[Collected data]
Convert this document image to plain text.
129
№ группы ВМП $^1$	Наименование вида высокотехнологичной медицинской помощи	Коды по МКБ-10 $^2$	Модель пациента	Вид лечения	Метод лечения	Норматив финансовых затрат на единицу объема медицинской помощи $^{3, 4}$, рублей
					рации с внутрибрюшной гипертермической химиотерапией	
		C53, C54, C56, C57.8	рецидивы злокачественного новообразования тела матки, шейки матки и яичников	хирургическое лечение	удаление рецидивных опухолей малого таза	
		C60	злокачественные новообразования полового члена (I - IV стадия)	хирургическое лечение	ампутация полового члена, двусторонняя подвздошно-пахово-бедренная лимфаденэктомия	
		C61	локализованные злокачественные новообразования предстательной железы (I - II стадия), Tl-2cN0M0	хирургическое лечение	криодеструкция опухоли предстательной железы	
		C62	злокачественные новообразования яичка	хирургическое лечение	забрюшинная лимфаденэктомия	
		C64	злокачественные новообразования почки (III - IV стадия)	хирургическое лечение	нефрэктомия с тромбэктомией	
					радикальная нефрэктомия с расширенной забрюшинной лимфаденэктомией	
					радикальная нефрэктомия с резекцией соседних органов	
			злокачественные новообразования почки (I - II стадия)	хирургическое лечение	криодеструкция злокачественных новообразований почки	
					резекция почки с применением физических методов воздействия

→ Stated problem
Only lines with the string "стадия" belong in your answer; copy each one.

→ Written answer
		C60	злокачественные новообразования полового члена (I - IV стадия)	хирургическое лечение	ампутация полового члена, двусторонняя подвздошно-пахово-бедренная лимфаденэктомия	
		C61	локализованные злокачественные новообразования предстательной железы (I - II стадия), Tl-2cN0M0	хирургическое лечение	криодеструкция опухоли предстательной железы	
		C64	злокачественные новообразования почки (III - IV стадия)	хирургическое лечение	нефрэктомия с тромбэктомией	
			злокачественные новообразования почки (I - II стадия)	хирургическое лечение	криодеструкция злокачественных новообразований почки	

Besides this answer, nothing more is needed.